### What you should do
Scan the entries below. List each line with "increase".

### Exercise data
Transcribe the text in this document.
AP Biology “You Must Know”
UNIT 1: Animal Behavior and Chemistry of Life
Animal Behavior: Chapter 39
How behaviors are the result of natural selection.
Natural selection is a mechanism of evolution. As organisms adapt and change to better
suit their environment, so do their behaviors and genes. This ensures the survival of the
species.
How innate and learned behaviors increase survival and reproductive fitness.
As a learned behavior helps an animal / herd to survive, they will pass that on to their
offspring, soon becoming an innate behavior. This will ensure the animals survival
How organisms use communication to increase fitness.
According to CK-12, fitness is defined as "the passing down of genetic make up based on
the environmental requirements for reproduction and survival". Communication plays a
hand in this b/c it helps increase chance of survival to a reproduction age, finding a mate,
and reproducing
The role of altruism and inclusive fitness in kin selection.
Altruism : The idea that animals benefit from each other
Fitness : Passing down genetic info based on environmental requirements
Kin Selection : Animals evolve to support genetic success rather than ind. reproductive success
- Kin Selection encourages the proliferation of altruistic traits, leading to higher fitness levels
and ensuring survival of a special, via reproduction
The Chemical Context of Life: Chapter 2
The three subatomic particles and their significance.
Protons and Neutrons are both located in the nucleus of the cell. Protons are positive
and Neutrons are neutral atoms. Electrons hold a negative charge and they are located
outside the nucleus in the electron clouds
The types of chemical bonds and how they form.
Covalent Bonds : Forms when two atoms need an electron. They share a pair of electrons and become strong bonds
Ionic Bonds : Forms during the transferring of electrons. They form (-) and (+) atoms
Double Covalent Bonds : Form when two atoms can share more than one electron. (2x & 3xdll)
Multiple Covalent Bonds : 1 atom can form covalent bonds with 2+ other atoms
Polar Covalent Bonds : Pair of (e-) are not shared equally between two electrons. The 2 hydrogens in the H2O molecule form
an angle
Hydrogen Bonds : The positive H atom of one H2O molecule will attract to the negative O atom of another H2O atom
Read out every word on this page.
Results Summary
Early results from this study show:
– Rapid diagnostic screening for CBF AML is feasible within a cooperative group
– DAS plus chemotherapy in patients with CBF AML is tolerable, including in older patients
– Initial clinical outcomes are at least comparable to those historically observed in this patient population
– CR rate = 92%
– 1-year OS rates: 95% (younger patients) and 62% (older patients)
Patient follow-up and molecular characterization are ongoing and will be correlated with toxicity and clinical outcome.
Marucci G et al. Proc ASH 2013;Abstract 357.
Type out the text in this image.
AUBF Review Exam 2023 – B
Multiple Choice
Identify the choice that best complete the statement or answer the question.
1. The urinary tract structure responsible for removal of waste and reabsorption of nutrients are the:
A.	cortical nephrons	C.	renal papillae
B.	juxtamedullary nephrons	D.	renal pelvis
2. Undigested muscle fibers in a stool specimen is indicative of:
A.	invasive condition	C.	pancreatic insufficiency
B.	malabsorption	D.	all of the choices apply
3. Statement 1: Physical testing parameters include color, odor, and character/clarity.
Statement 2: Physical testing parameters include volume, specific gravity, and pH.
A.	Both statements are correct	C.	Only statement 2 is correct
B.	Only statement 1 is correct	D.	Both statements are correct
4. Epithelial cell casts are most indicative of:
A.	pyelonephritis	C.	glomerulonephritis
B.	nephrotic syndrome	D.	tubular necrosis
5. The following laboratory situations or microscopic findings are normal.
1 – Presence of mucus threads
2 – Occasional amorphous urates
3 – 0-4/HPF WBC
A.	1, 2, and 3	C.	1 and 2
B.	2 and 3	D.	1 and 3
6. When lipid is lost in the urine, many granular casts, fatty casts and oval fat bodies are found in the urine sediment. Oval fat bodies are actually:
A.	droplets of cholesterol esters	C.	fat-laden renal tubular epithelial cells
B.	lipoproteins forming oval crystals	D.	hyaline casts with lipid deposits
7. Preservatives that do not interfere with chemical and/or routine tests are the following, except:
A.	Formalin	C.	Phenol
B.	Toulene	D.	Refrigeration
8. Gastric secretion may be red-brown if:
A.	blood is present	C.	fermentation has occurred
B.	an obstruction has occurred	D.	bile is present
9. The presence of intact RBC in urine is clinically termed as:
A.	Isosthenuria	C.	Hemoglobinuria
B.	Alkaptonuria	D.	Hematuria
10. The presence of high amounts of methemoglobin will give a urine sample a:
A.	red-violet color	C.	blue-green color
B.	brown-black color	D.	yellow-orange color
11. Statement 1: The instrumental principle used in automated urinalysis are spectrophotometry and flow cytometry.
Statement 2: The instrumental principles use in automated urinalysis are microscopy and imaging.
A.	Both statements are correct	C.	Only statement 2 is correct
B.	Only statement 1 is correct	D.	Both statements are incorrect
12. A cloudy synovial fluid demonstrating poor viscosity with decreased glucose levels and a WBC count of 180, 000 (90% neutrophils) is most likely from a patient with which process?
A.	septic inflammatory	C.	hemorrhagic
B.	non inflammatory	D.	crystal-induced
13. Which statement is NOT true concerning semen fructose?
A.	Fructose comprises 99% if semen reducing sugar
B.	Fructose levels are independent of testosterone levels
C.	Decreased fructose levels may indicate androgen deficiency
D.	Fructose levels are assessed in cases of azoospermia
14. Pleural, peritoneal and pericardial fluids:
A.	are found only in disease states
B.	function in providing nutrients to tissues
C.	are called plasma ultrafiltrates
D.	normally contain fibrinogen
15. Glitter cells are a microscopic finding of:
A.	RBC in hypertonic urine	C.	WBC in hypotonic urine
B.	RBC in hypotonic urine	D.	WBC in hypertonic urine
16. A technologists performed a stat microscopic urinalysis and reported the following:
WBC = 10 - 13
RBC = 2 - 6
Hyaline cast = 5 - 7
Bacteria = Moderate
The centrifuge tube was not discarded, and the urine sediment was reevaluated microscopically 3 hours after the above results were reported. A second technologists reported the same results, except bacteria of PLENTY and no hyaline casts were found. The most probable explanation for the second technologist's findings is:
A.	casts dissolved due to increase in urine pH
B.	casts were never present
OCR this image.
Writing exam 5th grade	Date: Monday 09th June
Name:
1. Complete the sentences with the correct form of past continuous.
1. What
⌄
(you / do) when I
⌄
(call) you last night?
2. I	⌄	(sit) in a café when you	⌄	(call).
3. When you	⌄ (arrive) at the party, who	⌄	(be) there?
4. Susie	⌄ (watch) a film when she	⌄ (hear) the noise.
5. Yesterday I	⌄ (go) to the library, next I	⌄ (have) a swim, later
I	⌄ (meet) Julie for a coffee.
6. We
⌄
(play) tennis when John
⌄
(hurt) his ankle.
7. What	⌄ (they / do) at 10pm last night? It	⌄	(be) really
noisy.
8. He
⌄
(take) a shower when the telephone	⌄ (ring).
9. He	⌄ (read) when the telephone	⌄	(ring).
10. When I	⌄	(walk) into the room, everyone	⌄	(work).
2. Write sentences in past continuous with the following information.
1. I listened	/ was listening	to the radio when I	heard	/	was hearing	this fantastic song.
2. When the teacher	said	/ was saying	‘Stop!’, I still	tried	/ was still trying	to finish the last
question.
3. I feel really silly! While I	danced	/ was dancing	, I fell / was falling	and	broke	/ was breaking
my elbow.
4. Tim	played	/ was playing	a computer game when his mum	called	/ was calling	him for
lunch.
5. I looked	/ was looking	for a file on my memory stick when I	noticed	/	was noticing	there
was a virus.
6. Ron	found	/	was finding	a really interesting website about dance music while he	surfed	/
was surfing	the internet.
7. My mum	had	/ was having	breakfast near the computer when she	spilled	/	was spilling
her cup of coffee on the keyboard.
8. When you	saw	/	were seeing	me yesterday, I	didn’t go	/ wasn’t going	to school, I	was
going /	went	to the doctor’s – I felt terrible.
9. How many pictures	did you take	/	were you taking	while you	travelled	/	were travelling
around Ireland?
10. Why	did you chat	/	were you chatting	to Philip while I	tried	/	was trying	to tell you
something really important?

### Answer space
How innate and learned behaviors increase survival and reproductive fitness.
How organisms use communication to increase fitness.
hand in this b/c it helps increase chance of survival to a reproduction age, finding a mate,
A.	casts dissolved due to increase in urine pH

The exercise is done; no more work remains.